▸ **What you are asked to do**
Repeat, word for word, the stretch of the records from the start through the line containing "skin-layer (275, 60, 360, 240)", including both ends.

▸ **Data records**
************
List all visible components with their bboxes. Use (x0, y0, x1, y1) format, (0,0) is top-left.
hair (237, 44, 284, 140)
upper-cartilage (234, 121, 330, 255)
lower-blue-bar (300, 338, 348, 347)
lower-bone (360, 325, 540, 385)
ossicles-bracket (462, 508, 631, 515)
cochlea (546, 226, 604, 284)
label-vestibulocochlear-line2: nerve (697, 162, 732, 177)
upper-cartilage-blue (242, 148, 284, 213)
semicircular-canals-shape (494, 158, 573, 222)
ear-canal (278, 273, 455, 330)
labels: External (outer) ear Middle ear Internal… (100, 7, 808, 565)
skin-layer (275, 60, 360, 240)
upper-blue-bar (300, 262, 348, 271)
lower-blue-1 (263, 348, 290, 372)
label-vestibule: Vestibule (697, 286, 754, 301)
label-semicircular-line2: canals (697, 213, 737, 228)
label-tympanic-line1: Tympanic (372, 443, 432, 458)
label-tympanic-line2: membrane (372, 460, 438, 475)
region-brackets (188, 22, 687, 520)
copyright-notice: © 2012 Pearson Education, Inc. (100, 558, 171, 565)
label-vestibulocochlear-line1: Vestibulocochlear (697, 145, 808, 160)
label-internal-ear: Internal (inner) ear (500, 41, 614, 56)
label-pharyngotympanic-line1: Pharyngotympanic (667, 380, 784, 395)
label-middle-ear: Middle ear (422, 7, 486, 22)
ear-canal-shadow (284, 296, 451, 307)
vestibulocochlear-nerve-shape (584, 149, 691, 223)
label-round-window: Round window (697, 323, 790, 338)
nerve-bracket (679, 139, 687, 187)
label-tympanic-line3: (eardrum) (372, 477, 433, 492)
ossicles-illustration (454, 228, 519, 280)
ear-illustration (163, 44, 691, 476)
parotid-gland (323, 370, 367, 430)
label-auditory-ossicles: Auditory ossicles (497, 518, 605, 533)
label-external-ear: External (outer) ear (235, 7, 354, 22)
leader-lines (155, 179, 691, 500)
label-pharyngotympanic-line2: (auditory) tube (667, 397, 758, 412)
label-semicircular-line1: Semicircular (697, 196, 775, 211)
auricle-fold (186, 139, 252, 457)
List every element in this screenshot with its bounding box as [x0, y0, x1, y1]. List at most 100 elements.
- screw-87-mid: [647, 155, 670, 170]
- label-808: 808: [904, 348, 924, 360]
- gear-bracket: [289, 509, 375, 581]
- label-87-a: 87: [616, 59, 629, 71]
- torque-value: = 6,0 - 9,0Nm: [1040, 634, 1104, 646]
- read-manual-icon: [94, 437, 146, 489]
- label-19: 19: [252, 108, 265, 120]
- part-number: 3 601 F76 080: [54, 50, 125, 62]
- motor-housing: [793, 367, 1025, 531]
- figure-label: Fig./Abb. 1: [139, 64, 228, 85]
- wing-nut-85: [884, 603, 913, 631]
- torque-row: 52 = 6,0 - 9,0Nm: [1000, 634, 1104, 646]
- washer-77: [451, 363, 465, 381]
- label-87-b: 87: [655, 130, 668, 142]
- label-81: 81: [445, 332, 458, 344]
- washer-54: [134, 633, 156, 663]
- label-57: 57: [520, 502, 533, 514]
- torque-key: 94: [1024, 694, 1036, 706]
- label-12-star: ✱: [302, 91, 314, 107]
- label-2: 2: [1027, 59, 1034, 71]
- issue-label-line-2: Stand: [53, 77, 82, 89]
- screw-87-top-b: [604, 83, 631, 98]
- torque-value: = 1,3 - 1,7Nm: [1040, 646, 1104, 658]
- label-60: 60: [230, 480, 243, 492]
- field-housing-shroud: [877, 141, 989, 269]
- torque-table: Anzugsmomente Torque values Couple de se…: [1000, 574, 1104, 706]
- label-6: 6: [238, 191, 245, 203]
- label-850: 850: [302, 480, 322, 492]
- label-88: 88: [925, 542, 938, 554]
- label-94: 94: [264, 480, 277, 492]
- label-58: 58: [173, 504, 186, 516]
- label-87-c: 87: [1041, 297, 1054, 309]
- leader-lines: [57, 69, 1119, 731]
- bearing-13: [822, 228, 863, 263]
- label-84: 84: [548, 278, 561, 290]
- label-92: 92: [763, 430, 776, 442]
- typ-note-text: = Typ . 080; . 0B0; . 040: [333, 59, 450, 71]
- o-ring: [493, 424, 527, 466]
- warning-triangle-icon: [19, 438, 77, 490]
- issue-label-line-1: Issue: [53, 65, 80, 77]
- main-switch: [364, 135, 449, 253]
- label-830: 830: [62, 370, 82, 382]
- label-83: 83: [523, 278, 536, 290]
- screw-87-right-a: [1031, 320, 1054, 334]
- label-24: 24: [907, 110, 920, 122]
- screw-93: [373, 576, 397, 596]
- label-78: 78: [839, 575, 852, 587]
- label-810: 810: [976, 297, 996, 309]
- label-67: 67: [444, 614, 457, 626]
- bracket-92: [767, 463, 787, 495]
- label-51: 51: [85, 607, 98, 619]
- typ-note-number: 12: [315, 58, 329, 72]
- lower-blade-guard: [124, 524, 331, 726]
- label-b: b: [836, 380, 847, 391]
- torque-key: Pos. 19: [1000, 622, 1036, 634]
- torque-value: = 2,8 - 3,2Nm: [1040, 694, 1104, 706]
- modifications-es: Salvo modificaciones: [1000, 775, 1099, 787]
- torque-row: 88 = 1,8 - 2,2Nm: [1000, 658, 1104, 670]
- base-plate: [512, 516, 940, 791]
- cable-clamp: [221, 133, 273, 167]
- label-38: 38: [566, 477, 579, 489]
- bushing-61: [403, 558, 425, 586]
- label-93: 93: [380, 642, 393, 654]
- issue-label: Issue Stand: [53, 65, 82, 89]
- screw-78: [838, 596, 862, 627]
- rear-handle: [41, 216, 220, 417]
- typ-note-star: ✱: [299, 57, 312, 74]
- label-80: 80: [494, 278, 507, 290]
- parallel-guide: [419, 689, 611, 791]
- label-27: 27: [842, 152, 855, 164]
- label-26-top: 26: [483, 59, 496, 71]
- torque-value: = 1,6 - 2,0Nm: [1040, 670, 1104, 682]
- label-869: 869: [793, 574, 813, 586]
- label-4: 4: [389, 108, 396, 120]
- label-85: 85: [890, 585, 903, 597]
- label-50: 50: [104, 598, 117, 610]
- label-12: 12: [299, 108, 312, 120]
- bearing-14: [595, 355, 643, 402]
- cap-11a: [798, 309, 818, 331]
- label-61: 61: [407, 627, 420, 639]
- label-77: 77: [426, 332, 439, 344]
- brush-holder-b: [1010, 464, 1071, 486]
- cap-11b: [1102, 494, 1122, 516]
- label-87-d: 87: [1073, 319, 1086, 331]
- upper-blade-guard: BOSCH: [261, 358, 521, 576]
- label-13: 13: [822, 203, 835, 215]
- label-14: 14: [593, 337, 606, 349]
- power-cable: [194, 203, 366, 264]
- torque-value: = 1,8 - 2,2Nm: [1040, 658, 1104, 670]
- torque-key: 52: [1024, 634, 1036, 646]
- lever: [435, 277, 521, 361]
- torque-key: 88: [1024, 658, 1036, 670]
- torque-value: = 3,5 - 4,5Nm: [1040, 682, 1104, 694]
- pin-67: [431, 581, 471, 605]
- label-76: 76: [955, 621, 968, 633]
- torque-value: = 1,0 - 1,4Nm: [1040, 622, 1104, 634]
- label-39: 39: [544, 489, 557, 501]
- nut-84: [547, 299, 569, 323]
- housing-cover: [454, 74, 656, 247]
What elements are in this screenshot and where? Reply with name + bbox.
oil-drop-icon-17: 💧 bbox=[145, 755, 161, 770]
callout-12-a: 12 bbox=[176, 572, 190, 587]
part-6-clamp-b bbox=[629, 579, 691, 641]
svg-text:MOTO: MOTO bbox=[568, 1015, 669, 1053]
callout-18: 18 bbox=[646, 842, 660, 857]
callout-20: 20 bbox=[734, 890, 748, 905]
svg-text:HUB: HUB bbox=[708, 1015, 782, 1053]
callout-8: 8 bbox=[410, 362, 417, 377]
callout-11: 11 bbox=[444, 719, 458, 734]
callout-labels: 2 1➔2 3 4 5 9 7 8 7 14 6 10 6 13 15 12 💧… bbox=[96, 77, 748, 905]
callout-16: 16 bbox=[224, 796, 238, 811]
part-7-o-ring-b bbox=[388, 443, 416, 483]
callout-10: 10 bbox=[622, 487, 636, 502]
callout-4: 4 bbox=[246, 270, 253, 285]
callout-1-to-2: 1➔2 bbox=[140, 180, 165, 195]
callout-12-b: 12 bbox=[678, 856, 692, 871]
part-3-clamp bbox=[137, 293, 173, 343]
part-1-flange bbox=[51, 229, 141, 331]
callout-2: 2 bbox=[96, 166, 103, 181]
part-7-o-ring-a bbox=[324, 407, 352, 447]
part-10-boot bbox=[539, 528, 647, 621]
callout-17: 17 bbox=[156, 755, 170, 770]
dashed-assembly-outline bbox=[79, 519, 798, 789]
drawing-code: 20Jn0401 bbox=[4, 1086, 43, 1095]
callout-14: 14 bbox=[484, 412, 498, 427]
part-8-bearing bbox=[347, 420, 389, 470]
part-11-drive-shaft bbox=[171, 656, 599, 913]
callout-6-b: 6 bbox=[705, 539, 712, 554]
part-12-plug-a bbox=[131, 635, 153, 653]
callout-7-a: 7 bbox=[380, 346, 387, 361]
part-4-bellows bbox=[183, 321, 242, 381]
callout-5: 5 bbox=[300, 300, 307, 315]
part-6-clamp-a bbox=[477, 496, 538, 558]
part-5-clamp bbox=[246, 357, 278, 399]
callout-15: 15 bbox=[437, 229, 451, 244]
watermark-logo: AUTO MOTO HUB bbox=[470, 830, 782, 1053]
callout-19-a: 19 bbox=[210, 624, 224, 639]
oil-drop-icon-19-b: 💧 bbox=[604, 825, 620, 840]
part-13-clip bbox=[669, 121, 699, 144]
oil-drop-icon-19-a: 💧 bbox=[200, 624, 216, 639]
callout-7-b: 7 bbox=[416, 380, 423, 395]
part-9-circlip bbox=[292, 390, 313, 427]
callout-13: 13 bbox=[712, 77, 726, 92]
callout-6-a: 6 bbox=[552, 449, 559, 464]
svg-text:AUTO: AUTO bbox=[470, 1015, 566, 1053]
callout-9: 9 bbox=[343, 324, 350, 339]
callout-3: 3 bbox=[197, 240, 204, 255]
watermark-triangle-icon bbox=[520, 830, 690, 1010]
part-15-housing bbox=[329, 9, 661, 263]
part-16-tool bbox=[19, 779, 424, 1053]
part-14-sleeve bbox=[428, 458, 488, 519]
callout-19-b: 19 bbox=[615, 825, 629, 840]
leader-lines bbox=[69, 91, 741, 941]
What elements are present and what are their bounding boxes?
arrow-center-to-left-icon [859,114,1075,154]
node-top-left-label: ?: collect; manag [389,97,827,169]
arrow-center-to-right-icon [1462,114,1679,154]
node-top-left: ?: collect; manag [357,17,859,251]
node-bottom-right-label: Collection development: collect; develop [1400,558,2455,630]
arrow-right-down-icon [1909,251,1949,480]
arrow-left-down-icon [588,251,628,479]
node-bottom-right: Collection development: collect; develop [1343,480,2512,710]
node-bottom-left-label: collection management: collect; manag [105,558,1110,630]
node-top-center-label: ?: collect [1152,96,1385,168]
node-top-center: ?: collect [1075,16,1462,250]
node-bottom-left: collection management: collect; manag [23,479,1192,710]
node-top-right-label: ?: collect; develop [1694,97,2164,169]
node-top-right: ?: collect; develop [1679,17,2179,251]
************
▸ **Finished task**
List all visible components with their bboxes. Use (x0, y0, x1, y1) format, (0,0) is top-left.
hair (237, 44, 284, 140)
upper-cartilage (234, 121, 330, 255)
lower-blue-bar (300, 338, 348, 347)
lower-bone (360, 325, 540, 385)
ossicles-bracket (462, 508, 631, 515)
cochlea (546, 226, 604, 284)
label-vestibulocochlear-line2: nerve (697, 162, 732, 177)
upper-cartilage-blue (242, 148, 284, 213)
semicircular-canals-shape (494, 158, 573, 222)
ear-canal (278, 273, 455, 330)
labels: External (outer) ear Middle ear Internal… (100, 7, 808, 565)
skin-layer (275, 60, 360, 240)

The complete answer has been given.